Aim
Tell how many lines have the string "Lalchand" in them, and write nothing besides the number.

Input
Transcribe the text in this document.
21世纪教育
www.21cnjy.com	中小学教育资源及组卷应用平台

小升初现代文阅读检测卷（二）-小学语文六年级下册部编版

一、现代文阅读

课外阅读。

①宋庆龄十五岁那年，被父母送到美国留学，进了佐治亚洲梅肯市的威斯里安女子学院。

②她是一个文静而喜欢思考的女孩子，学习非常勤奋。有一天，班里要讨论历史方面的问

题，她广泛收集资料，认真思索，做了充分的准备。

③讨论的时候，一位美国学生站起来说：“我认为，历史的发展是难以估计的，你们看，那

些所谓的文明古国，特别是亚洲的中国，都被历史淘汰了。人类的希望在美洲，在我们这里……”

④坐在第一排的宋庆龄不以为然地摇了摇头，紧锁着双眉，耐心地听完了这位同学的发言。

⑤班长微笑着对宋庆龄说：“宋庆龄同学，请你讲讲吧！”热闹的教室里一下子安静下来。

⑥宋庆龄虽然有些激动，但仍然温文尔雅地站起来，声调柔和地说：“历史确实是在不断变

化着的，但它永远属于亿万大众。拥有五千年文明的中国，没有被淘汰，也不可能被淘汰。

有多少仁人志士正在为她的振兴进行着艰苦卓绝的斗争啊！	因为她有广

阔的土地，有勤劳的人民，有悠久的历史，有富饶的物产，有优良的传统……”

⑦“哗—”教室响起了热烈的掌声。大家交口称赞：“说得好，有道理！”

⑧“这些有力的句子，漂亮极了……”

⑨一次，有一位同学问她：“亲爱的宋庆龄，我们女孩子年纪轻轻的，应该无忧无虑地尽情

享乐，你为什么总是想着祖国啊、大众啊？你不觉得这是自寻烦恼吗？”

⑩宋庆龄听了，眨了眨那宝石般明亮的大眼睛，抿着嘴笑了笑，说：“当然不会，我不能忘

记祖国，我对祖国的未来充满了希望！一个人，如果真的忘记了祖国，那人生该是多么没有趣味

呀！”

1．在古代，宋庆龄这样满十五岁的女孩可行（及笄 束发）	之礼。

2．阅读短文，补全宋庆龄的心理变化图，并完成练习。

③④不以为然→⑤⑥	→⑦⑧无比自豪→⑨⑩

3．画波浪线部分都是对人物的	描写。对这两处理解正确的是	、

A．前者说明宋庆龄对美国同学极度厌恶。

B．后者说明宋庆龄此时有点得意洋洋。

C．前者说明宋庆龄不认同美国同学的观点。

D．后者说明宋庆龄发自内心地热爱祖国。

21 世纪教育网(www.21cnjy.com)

* * *

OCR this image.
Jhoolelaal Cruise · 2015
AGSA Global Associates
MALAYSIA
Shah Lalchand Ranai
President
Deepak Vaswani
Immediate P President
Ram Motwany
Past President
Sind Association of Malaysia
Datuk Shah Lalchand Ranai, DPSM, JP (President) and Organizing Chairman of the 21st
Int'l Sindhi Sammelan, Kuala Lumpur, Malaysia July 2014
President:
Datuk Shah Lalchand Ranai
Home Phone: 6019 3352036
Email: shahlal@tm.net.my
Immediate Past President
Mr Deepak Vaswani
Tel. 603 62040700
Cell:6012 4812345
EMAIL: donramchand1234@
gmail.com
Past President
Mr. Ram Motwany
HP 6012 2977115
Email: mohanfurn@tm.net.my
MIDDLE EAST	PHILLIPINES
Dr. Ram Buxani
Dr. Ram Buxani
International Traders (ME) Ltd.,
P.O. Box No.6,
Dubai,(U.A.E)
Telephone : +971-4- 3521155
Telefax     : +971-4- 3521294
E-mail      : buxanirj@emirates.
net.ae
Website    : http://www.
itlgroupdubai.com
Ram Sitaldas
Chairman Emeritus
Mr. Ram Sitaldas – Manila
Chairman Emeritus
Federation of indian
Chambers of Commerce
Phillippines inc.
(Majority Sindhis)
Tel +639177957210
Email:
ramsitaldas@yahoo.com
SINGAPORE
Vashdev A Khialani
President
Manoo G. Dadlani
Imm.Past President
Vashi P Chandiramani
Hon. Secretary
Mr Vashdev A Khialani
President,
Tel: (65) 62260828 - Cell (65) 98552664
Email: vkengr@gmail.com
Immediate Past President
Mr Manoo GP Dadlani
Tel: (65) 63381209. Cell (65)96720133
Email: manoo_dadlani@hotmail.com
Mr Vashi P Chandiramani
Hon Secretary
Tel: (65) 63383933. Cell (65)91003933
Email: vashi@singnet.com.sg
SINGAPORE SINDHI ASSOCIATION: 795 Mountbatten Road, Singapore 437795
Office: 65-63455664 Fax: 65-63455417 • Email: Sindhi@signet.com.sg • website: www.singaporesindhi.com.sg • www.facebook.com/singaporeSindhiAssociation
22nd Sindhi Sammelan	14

---

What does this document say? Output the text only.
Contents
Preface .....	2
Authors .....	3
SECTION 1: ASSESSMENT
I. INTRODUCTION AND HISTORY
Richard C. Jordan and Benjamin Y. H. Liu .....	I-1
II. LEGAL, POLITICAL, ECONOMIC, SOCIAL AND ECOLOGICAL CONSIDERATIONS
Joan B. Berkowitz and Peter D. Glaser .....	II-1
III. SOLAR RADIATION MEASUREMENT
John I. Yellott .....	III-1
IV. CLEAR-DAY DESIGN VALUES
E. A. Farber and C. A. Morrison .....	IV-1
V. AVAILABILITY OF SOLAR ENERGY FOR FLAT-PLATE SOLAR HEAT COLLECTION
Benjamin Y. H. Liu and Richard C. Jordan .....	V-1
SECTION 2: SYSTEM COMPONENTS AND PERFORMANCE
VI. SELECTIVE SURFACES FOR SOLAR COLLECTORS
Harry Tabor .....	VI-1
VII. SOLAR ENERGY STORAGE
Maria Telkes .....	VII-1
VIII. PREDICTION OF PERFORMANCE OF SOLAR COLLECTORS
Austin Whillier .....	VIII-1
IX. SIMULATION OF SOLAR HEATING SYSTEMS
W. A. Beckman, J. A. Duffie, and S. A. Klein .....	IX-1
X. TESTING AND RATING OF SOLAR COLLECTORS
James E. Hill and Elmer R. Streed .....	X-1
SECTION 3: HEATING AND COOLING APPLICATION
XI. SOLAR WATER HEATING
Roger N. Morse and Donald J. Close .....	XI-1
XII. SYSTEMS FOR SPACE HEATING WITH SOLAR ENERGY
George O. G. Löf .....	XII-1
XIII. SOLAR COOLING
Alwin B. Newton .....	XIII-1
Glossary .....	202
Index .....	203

Correct response
3